● **To be done**: Scan the data. Collect each line that contains the word "Cards".

[Records that describe figures]

--- --- ---

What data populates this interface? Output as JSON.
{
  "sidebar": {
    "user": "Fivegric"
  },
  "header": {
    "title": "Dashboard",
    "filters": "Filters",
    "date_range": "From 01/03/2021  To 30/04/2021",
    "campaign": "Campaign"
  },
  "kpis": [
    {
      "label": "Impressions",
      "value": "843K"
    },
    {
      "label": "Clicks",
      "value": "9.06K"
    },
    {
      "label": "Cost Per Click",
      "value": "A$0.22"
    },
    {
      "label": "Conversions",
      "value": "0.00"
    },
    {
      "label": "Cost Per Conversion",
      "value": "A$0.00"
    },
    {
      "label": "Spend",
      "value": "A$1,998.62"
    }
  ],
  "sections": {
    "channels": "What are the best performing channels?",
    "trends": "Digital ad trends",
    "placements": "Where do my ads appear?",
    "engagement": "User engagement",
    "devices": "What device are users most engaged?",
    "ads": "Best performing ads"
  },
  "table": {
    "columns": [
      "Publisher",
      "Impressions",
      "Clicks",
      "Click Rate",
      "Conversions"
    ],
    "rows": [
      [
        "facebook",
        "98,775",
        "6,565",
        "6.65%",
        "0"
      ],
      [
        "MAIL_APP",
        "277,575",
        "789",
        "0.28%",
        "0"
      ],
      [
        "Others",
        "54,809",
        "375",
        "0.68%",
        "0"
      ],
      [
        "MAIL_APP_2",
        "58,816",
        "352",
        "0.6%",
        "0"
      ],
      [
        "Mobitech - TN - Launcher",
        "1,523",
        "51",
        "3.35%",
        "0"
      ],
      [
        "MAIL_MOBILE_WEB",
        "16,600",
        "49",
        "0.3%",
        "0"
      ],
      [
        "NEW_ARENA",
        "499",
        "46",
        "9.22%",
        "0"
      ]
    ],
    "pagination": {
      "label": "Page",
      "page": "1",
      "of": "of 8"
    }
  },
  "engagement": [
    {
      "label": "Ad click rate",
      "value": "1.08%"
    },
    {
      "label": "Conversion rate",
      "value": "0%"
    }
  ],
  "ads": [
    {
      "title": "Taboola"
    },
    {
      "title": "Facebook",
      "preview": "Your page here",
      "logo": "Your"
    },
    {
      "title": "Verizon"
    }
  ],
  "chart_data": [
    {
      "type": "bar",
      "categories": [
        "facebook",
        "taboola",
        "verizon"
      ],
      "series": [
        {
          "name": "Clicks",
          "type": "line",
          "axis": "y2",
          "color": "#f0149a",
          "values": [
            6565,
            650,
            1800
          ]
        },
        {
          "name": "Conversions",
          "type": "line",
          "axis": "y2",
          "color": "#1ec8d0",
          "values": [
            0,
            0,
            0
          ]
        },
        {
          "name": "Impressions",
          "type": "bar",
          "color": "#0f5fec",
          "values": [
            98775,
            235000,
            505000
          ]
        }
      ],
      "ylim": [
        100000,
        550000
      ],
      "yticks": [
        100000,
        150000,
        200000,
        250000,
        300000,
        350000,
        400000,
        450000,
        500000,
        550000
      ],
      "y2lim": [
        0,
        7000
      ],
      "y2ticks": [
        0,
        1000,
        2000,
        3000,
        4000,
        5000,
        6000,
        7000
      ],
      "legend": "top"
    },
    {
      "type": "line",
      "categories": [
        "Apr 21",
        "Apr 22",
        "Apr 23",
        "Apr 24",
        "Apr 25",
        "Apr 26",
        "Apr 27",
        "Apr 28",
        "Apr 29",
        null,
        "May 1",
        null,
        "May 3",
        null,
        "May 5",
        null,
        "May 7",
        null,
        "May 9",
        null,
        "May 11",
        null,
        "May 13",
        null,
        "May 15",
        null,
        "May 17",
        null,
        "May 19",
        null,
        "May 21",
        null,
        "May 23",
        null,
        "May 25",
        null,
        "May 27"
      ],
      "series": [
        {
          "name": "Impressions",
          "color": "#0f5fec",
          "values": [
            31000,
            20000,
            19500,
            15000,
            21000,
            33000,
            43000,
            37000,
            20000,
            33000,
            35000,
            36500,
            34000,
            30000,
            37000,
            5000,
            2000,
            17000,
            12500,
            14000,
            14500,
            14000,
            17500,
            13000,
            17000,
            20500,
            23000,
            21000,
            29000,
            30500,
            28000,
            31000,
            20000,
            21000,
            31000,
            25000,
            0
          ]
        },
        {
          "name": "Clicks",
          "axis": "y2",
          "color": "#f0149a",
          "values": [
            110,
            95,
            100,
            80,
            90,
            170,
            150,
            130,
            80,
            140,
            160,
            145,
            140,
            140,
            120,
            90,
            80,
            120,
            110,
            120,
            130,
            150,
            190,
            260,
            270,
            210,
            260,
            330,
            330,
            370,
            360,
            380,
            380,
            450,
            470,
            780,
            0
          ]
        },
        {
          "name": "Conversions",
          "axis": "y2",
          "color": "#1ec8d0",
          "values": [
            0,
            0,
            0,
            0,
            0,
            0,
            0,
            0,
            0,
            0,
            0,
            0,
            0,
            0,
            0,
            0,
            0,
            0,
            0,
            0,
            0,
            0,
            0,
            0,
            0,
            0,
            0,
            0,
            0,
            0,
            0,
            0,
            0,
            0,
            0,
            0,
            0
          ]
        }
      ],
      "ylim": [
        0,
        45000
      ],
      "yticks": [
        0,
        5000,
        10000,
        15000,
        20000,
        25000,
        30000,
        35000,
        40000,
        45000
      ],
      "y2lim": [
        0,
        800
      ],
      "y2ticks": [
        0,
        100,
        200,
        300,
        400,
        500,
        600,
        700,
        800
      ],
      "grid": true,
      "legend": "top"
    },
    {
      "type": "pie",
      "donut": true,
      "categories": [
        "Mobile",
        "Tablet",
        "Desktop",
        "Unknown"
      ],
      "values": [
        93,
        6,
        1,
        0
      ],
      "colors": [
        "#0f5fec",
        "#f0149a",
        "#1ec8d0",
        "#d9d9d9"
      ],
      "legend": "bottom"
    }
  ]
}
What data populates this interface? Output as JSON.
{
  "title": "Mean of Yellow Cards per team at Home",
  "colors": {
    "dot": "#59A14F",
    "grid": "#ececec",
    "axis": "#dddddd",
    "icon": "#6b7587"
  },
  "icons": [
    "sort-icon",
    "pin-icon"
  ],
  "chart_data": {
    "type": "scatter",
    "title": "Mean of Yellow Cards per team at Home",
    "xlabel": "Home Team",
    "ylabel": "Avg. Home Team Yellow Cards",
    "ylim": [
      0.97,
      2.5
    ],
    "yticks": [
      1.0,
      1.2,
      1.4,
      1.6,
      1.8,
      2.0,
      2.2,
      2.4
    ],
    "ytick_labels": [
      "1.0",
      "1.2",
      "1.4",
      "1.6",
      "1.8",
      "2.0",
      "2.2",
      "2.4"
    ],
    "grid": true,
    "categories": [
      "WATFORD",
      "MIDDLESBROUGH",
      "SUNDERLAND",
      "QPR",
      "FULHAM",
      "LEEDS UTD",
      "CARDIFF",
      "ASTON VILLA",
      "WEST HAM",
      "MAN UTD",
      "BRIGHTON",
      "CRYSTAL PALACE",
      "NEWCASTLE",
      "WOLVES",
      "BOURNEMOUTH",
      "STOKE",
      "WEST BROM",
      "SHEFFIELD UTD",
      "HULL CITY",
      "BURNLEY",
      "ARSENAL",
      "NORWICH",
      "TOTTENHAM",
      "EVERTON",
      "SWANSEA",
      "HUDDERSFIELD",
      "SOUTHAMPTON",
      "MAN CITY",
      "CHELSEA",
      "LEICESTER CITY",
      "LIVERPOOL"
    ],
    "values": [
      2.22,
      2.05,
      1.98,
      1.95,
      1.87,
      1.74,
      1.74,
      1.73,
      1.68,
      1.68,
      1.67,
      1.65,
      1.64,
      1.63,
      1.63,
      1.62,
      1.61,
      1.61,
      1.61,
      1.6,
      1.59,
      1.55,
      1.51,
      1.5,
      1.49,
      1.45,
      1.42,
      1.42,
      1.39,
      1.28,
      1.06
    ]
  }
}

--- --- ---

● **Completed exercise**:
  "title": "Mean of Yellow Cards per team at Home",
    "title": "Mean of Yellow Cards per team at Home",
    "ylabel": "Avg. Home Team Yellow Cards",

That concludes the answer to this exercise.